[Extracted data entries]
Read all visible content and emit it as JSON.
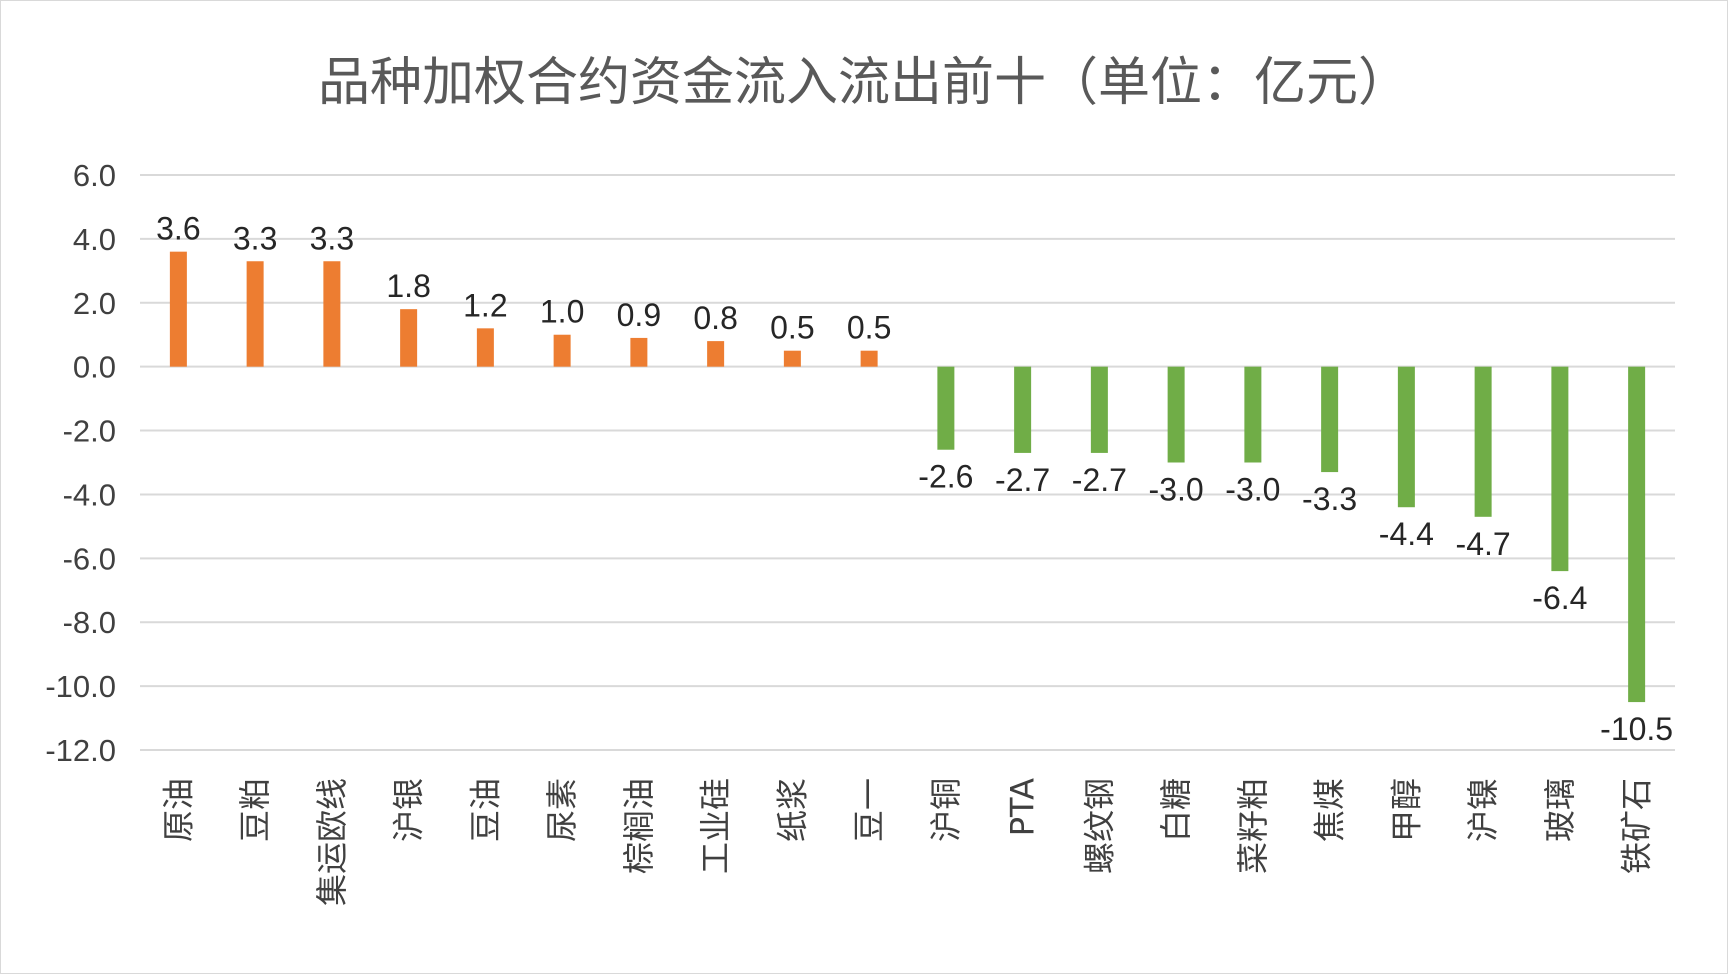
{
  "chart_data": {
    "type": "bar",
    "title": "品种加权合约资金流入流出前十（单位：亿元）",
    "categories": [
      "原油",
      "豆粕",
      "集运欧线",
      "沪银",
      "豆油",
      "尿素",
      "棕榈油",
      "工业硅",
      "纸浆",
      "豆一",
      "沪铜",
      "PTA",
      "螺纹钢",
      "白糖",
      "菜籽粕",
      "焦煤",
      "甲醇",
      "沪镍",
      "玻璃",
      "铁矿石"
    ],
    "values": [
      3.6,
      3.3,
      3.3,
      1.8,
      1.2,
      1.0,
      0.9,
      0.8,
      0.5,
      0.5,
      -2.6,
      -2.7,
      -2.7,
      -3.0,
      -3.0,
      -3.3,
      -4.4,
      -4.7,
      -6.4,
      -10.5
    ],
    "value_labels": [
      "3.6",
      "3.3",
      "3.3",
      "1.8",
      "1.2",
      "1.0",
      "0.9",
      "0.8",
      "0.5",
      "0.5",
      "-2.6",
      "-2.7",
      "-2.7",
      "-3.0",
      "-3.0",
      "-3.3",
      "-4.4",
      "-4.7",
      "-6.4",
      "-10.5"
    ],
    "ylim": [
      -12,
      6
    ],
    "yticks": [
      "6.0",
      "4.0",
      "2.0",
      "0.0",
      "-2.0",
      "-4.0",
      "-6.0",
      "-8.0",
      "-10.0",
      "-12.0"
    ],
    "ytick_values": [
      6,
      4,
      2,
      0,
      -2,
      -4,
      -6,
      -8,
      -10,
      -12
    ],
    "grid": true,
    "colors": {
      "positive": "#ED7D31",
      "negative": "#70AD47",
      "grid": "#d9d9d9"
    }
  }
}
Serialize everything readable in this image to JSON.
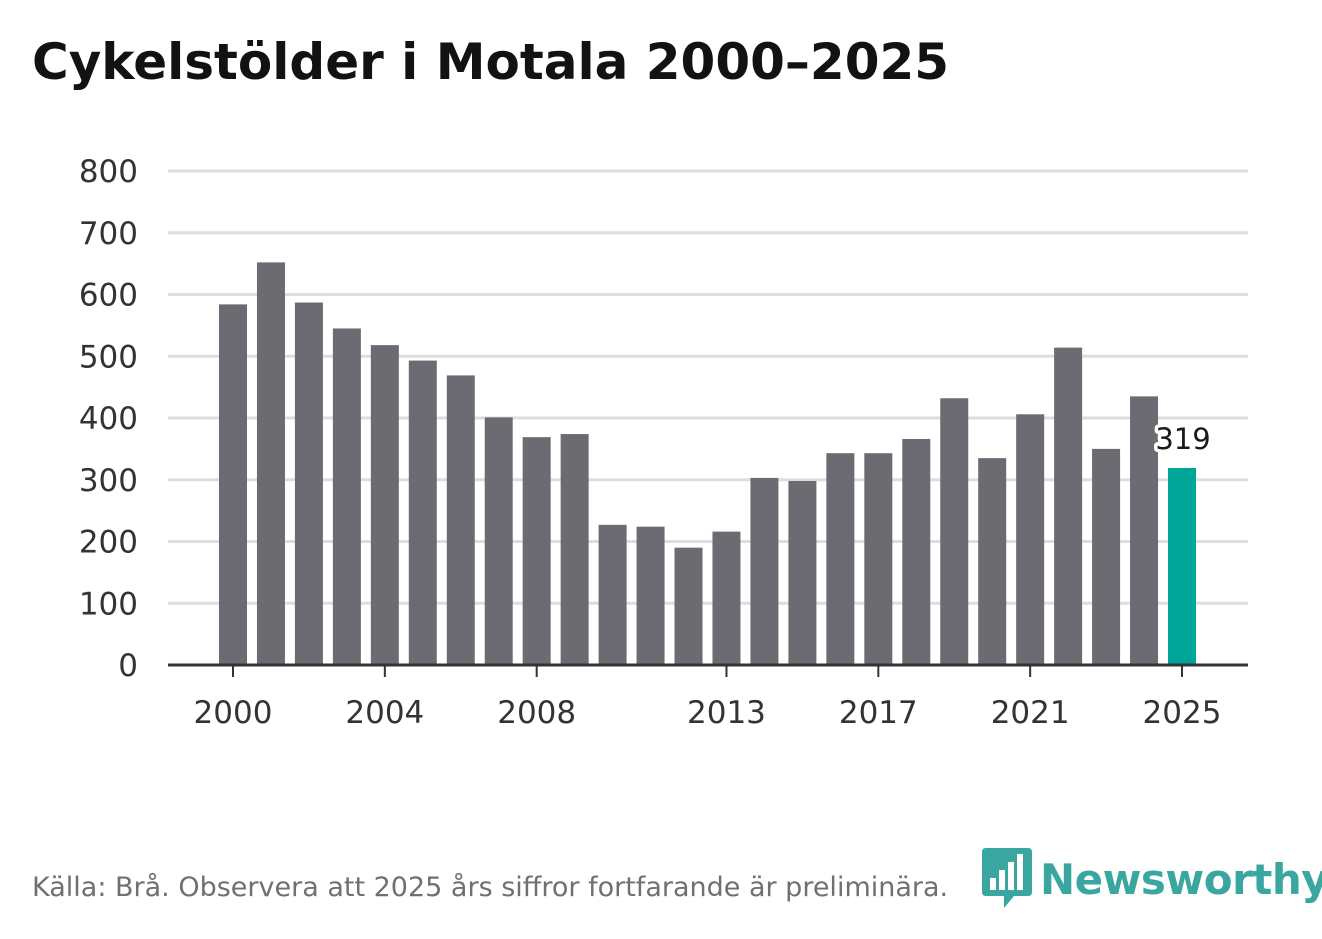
{
  "title": "Cykelstölder i Motala 2000–2025",
  "source": "Källa: Brå. Observera att 2025 års siffror fortfarande är preliminära.",
  "brand": "Newsworthy",
  "colors": {
    "bar": "#6c6b72",
    "highlight": "#00a59a",
    "grid": "#dddddd",
    "axis": "#333333",
    "brand": "#3aa6a0"
  },
  "chart_data": {
    "type": "bar",
    "title": "Cykelstölder i Motala 2000–2025",
    "xlabel": "",
    "ylabel": "",
    "ylim": [
      0,
      800
    ],
    "yticks": [
      0,
      100,
      200,
      300,
      400,
      500,
      600,
      700,
      800
    ],
    "xtick_labels": [
      "2000",
      "2004",
      "2008",
      "2013",
      "2017",
      "2021",
      "2025"
    ],
    "grid": true,
    "categories": [
      "2000",
      "2001",
      "2002",
      "2003",
      "2004",
      "2005",
      "2006",
      "2007",
      "2008",
      "2009",
      "2010",
      "2011",
      "2012",
      "2013",
      "2014",
      "2015",
      "2016",
      "2017",
      "2018",
      "2019",
      "2020",
      "2021",
      "2022",
      "2023",
      "2024",
      "2025"
    ],
    "values": [
      584,
      652,
      587,
      545,
      518,
      493,
      469,
      401,
      369,
      374,
      227,
      224,
      190,
      216,
      303,
      298,
      343,
      343,
      366,
      432,
      335,
      406,
      514,
      350,
      435,
      319
    ],
    "highlight": {
      "category": "2025",
      "value": 319,
      "label": "319"
    }
  }
}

_GIVEN TASK_: Repeat the material above in full and exactly, apart from the pictures.

_ANSWER IN FULL_:
Read all visible content and emit it as JSON.
{
  "chart_data": {
    "type": "bar",
    "title": "品种加权合约资金流入流出前十（单位：亿元）",
    "categories": [
      "原油",
      "豆粕",
      "集运欧线",
      "沪银",
      "豆油",
      "尿素",
      "棕榈油",
      "工业硅",
      "纸浆",
      "豆一",
      "沪铜",
      "PTA",
      "螺纹钢",
      "白糖",
      "菜籽粕",
      "焦煤",
      "甲醇",
      "沪镍",
      "玻璃",
      "铁矿石"
    ],
    "values": [
      3.6,
      3.3,
      3.3,
      1.8,
      1.2,
      1.0,
      0.9,
      0.8,
      0.5,
      0.5,
      -2.6,
      -2.7,
      -2.7,
      -3.0,
      -3.0,
      -3.3,
      -4.4,
      -4.7,
      -6.4,
      -10.5
    ],
    "value_labels": [
      "3.6",
      "3.3",
      "3.3",
      "1.8",
      "1.2",
      "1.0",
      "0.9",
      "0.8",
      "0.5",
      "0.5",
      "-2.6",
      "-2.7",
      "-2.7",
      "-3.0",
      "-3.0",
      "-3.3",
      "-4.4",
      "-4.7",
      "-6.4",
      "-10.5"
    ],
    "ylim": [
      -12,
      6
    ],
    "yticks": [
      "6.0",
      "4.0",
      "2.0",
      "0.0",
      "-2.0",
      "-4.0",
      "-6.0",
      "-8.0",
      "-10.0",
      "-12.0"
    ],
    "ytick_values": [
      6,
      4,
      2,
      0,
      -2,
      -4,
      -6,
      -8,
      -10,
      -12
    ],
    "grid": true,
    "colors": {
      "positive": "#ED7D31",
      "negative": "#70AD47",
      "grid": "#d9d9d9"
    }
  }
}
Serialize everything readable in this image to JSON.
{
  "title": "Cykelstölder i Motala 2000–2025",
  "source": "Källa: Brå. Observera att 2025 års siffror fortfarande är preliminära.",
  "brand": "Newsworthy",
  "colors": {
    "bar": "#6c6b72",
    "highlight": "#00a59a",
    "grid": "#dddddd",
    "axis": "#333333",
    "brand": "#3aa6a0"
  },
  "chart_data": {
    "type": "bar",
    "title": "Cykelstölder i Motala 2000–2025",
    "xlabel": "",
    "ylabel": "",
    "ylim": [
      0,
      800
    ],
    "yticks": [
      0,
      100,
      200,
      300,
      400,
      500,
      600,
      700,
      800
    ],
    "xtick_labels": [
      "2000",
      "2004",
      "2008",
      "2013",
      "2017",
      "2021",
      "2025"
    ],
    "grid": true,
    "categories": [
      "2000",
      "2001",
      "2002",
      "2003",
      "2004",
      "2005",
      "2006",
      "2007",
      "2008",
      "2009",
      "2010",
      "2011",
      "2012",
      "2013",
      "2014",
      "2015",
      "2016",
      "2017",
      "2018",
      "2019",
      "2020",
      "2021",
      "2022",
      "2023",
      "2024",
      "2025"
    ],
    "values": [
      584,
      652,
      587,
      545,
      518,
      493,
      469,
      401,
      369,
      374,
      227,
      224,
      190,
      216,
      303,
      298,
      343,
      343,
      366,
      432,
      335,
      406,
      514,
      350,
      435,
      319
    ],
    "highlight": {
      "category": "2025",
      "value": 319,
      "label": "319"
    }
  }
}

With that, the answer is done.